Stated task: In the entries below, find every line holding the string "nord" and collect it.

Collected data
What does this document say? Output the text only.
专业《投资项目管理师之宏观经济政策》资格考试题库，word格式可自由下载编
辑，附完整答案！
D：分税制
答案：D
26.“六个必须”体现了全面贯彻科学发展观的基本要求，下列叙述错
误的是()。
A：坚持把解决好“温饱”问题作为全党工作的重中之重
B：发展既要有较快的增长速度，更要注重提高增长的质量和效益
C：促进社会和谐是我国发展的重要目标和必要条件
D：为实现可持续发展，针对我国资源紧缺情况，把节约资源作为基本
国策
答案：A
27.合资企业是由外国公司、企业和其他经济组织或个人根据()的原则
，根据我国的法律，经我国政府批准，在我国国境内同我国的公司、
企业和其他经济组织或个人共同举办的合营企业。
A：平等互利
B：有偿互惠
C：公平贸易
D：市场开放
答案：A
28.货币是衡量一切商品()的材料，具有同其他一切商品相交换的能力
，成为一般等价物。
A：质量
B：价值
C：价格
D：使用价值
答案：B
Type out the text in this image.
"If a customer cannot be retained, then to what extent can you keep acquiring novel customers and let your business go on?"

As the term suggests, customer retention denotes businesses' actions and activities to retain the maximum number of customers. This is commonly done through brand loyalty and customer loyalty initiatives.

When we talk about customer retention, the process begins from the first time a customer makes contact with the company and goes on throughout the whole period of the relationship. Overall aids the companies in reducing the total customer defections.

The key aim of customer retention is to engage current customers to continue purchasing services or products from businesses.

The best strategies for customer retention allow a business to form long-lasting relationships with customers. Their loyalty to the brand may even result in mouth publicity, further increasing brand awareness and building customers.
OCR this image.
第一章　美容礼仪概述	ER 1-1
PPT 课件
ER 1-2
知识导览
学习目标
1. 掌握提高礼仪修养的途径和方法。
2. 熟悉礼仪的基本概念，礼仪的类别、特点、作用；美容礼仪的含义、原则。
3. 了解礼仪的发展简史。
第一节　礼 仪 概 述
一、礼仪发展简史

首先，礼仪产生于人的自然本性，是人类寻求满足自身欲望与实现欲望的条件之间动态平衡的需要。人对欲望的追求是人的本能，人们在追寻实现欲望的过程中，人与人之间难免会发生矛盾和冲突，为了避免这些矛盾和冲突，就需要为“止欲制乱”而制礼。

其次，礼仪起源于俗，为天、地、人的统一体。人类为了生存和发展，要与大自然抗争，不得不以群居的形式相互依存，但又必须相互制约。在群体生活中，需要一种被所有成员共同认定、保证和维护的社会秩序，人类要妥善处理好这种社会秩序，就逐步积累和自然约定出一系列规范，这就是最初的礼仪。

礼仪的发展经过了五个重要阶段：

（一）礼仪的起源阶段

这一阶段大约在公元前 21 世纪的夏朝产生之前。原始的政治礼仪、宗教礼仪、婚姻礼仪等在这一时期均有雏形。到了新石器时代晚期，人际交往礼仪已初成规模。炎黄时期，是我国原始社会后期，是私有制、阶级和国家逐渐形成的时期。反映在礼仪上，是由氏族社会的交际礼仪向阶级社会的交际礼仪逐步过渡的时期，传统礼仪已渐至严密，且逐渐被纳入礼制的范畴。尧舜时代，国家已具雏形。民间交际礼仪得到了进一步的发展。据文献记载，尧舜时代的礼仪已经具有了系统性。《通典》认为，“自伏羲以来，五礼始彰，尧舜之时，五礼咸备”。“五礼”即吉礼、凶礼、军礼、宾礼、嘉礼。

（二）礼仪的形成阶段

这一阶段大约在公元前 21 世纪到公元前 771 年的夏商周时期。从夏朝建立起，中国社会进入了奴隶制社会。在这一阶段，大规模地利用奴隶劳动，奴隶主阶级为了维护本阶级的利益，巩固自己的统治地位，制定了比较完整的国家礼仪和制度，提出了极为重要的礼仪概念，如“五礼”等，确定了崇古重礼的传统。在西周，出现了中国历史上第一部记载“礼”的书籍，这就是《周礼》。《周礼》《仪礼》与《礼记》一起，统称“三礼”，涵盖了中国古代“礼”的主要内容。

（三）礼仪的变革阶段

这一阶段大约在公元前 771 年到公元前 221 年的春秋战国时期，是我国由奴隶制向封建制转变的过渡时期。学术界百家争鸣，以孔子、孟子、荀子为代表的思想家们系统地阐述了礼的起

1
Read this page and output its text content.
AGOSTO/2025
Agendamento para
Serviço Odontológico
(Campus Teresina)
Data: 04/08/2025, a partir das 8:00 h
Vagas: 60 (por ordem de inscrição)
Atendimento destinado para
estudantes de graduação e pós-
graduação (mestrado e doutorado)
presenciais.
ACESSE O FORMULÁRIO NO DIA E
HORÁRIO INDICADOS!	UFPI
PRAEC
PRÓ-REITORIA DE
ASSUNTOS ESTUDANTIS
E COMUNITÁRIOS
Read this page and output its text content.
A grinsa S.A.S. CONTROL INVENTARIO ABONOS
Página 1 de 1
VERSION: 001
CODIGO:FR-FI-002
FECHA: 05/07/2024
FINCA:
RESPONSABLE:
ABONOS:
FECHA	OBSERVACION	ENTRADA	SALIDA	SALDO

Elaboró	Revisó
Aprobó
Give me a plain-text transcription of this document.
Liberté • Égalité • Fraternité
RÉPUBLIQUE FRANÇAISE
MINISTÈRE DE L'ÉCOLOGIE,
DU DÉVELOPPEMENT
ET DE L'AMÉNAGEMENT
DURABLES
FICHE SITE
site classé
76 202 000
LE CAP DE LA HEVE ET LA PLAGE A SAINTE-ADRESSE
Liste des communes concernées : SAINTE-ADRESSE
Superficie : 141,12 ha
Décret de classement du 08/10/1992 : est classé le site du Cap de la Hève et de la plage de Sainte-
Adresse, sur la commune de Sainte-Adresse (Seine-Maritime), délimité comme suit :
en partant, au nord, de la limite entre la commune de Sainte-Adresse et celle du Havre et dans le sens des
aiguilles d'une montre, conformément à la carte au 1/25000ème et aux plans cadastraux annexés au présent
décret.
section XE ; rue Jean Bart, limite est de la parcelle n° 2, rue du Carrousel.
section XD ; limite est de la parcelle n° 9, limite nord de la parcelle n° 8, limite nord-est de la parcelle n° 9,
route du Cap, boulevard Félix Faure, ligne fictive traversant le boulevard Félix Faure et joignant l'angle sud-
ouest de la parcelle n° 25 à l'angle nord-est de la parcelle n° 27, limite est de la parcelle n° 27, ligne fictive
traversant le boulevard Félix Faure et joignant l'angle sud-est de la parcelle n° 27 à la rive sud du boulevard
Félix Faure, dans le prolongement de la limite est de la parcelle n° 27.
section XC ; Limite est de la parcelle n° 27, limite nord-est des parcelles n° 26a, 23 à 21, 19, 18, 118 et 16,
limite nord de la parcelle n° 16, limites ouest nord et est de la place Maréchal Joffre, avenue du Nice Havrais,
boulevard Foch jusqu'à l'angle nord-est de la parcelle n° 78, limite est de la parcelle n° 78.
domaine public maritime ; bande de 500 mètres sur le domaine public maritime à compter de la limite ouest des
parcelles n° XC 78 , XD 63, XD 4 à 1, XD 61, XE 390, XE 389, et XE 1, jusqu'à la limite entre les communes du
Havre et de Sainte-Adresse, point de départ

Problem solution:
en partant, au nord, de la limite entre la commune de Sainte-Adresse et celle du Havre et dans le sens des
section XD ; limite est de la parcelle n° 9, limite nord de la parcelle n° 8, limite nord-est de la parcelle n° 9,
ouest de la parcelle n° 25 à l'angle nord-est de la parcelle n° 27, limite est de la parcelle n° 27, ligne fictive
section XC ; Limite est de la parcelle n° 27, limite nord-est des parcelles n° 26a, 23 à 21, 19, 18, 118 et 16,
limite nord de la parcelle n° 16, limites ouest nord et est de la place Maréchal Joffre, avenue du Nice Havrais,
boulevard Foch jusqu'à l'angle nord-est de la parcelle n° 78, limite est de la parcelle n° 78.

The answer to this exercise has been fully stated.